Below are some records; work out how many of their lines contain "jangka" and give the number only.

--- Items ---

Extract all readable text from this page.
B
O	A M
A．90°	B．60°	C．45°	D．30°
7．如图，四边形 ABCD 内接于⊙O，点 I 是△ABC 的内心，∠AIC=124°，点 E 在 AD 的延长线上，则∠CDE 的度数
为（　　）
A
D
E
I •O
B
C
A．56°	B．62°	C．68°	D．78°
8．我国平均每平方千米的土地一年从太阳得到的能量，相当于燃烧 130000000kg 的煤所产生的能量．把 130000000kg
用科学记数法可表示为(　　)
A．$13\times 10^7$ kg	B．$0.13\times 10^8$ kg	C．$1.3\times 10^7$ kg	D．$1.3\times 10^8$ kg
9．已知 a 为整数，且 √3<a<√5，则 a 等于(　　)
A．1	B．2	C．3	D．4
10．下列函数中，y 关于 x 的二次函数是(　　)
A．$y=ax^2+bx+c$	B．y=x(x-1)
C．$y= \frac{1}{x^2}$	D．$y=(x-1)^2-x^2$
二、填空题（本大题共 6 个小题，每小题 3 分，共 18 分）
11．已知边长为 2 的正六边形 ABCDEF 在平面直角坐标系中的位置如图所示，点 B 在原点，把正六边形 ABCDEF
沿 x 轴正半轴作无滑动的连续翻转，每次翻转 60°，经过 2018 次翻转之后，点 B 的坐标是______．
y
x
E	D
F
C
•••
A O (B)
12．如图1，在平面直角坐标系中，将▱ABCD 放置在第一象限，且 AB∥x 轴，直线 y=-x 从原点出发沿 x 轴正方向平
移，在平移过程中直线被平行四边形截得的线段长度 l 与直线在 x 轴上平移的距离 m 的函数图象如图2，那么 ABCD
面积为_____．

---
--- Items ---

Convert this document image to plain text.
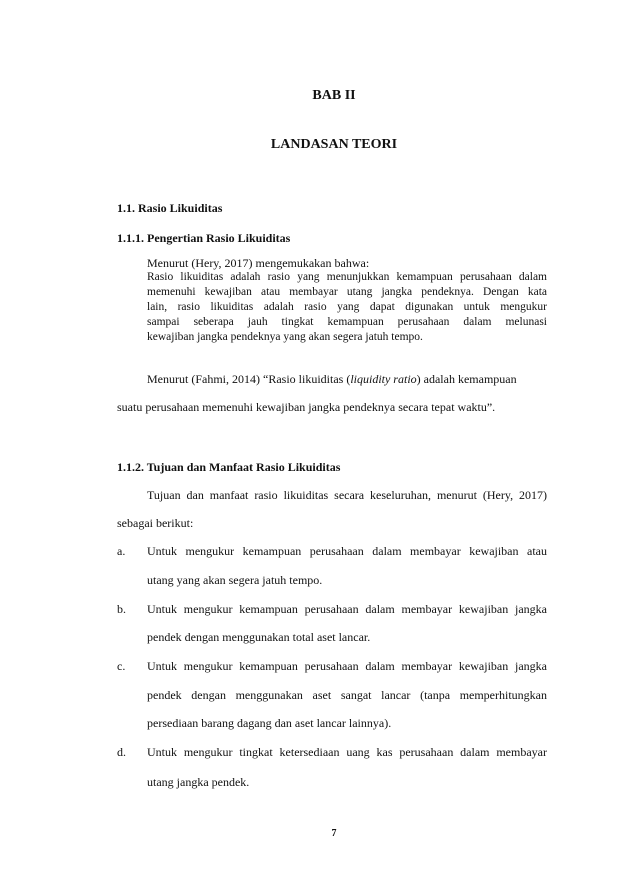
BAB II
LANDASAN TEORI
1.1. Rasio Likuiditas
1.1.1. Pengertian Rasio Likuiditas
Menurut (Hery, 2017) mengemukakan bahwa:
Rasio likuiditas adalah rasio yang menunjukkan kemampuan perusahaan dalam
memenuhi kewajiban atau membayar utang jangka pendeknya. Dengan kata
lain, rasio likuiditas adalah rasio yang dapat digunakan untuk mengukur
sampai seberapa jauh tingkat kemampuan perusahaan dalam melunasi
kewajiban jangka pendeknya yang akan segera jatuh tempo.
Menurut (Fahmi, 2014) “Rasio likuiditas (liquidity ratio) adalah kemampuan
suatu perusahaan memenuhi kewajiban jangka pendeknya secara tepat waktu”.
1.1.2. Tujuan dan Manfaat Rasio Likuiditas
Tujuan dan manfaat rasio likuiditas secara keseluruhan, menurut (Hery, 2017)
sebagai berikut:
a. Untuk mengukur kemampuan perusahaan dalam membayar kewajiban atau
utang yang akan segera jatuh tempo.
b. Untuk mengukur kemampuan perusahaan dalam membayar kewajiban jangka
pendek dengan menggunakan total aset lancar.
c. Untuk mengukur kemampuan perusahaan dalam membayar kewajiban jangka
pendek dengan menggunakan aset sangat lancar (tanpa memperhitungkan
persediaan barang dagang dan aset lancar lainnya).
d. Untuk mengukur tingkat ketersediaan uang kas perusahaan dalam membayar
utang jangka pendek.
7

---

* Task result: 6